Lines of data
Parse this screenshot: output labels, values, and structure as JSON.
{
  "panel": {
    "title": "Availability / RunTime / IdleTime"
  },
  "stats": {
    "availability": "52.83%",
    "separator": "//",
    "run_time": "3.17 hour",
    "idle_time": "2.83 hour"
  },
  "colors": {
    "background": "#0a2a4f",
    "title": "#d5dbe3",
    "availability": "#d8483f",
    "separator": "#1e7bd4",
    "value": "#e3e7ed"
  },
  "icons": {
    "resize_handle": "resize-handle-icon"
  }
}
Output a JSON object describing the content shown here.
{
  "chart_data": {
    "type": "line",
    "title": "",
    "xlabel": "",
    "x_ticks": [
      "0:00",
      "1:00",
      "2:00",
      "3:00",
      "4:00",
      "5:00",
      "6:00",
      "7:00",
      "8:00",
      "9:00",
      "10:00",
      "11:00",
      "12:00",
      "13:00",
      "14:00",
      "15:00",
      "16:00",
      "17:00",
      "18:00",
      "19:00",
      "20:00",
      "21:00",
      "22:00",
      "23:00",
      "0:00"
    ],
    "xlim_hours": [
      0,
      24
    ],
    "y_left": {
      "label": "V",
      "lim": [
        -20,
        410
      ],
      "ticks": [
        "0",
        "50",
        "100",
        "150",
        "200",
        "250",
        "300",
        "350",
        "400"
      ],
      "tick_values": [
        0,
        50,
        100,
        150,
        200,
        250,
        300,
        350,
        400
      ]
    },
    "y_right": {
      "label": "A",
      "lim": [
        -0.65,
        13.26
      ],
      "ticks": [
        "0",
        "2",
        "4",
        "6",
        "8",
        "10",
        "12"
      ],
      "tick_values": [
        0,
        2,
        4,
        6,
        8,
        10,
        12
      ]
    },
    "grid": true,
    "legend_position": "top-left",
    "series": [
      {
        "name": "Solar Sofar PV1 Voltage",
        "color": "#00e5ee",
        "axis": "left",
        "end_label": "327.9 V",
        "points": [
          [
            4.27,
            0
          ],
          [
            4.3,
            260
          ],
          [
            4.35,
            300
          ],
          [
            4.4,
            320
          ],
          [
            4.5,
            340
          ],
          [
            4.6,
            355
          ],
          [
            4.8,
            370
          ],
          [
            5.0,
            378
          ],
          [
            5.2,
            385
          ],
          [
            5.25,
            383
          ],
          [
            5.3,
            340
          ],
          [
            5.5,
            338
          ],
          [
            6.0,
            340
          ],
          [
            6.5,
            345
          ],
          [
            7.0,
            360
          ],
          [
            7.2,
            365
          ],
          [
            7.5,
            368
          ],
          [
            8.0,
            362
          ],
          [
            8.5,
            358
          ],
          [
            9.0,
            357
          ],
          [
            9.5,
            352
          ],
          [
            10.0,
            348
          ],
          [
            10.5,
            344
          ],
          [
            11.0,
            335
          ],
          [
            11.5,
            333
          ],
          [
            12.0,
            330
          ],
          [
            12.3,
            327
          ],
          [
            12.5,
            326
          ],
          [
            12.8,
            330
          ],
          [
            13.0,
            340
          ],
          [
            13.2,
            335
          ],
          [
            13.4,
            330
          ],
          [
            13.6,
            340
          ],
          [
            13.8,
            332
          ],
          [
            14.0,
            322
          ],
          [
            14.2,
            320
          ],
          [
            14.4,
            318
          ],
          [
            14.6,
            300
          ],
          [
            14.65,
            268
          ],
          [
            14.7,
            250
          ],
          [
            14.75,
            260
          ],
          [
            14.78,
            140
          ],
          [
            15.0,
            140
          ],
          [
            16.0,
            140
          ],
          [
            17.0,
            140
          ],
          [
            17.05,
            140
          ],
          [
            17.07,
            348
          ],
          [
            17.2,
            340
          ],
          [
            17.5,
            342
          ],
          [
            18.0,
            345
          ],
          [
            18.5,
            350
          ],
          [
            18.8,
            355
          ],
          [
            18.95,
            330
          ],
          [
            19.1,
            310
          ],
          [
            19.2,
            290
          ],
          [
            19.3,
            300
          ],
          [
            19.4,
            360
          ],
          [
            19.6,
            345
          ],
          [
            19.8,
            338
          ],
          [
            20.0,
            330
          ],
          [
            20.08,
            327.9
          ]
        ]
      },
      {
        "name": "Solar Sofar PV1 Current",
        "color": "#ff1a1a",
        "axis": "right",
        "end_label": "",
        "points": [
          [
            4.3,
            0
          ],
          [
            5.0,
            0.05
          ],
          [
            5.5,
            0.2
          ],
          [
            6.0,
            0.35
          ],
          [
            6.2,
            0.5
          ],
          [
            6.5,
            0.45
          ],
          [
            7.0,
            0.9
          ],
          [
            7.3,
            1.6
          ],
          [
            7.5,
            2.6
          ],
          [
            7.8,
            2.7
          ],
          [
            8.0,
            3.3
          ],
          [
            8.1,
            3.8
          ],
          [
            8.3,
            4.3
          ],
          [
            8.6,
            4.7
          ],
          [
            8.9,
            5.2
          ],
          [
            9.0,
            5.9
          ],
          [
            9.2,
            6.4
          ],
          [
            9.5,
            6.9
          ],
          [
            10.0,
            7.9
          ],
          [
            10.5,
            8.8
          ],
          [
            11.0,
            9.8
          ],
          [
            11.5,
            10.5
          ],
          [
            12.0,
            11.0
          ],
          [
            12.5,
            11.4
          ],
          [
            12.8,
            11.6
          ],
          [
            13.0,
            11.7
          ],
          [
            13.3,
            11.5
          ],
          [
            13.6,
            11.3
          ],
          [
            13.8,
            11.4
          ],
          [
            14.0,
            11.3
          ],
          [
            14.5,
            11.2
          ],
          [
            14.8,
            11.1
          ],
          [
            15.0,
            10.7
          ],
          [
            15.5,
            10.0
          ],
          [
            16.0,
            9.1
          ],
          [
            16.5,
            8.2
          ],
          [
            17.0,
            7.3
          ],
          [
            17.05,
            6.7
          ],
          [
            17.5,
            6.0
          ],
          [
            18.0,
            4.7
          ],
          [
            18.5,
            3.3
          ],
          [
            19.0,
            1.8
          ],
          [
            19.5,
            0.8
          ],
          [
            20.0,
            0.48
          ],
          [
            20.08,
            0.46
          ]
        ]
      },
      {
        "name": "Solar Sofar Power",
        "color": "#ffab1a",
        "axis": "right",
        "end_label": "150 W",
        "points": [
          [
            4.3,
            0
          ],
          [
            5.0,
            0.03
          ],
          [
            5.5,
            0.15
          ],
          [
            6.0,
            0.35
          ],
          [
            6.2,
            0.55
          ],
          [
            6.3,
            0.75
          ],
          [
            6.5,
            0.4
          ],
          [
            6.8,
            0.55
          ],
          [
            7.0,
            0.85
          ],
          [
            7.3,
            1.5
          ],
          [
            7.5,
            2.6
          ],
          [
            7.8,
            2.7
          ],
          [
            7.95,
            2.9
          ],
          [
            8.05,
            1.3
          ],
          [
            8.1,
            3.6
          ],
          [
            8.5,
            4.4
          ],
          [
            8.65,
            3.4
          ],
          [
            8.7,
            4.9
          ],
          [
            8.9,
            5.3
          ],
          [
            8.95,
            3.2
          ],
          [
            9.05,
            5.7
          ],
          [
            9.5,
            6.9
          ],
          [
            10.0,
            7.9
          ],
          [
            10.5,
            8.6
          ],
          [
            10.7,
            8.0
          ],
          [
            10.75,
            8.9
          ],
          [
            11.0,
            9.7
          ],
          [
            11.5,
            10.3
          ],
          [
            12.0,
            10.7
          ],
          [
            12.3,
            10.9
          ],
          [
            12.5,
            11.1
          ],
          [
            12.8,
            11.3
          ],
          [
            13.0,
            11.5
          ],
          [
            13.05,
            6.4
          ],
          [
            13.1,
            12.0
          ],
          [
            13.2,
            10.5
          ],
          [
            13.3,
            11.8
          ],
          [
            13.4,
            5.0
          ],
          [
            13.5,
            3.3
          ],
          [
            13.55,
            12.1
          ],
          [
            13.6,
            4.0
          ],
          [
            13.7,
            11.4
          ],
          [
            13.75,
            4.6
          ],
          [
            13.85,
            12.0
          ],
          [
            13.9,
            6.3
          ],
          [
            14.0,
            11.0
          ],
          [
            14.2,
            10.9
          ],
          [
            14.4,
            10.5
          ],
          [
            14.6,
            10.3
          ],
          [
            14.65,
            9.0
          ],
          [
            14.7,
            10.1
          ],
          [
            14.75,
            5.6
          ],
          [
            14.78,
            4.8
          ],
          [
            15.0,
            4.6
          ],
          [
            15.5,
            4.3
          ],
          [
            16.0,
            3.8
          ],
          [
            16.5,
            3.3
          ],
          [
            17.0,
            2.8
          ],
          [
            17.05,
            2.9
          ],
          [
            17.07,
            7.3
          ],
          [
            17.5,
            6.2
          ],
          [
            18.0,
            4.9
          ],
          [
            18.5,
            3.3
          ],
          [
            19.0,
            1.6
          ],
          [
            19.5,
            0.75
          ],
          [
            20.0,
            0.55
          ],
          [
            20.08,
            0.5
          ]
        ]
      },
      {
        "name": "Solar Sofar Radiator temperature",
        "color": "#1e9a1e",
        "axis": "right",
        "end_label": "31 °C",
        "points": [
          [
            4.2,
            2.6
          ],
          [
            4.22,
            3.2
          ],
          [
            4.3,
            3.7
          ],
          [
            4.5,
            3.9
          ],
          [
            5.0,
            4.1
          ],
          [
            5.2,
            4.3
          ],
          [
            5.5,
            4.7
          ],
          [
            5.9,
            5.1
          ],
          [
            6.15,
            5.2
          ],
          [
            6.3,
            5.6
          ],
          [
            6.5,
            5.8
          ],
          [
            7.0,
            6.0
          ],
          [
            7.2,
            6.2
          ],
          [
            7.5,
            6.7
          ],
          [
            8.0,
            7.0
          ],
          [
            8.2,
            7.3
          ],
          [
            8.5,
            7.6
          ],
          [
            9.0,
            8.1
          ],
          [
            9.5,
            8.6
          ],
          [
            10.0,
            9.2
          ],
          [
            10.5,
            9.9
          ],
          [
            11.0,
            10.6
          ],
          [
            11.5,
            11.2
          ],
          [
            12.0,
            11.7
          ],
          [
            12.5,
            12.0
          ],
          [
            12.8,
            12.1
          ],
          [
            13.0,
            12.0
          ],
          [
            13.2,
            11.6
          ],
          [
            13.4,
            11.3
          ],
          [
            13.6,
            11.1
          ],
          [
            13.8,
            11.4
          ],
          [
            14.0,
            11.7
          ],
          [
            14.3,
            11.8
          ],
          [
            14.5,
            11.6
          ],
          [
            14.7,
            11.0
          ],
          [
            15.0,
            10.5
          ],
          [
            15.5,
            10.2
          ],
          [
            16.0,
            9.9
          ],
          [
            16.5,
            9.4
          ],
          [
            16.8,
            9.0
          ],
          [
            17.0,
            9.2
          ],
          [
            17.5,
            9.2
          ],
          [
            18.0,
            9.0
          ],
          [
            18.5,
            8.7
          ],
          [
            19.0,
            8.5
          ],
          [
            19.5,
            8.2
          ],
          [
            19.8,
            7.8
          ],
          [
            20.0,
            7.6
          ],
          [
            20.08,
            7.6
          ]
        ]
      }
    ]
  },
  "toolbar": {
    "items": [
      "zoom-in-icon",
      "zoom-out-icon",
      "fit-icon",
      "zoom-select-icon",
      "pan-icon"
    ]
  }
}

DESCRIPTION OF THE TASK: Locate all lines in the listing above with the word "name" and copy them.

TASK RESULT:
        "name": "Solar Sofar PV1 Voltage",
        "name": "Solar Sofar PV1 Current",
        "name": "Solar Sofar Power",
        "name": "Solar Sofar Radiator temperature",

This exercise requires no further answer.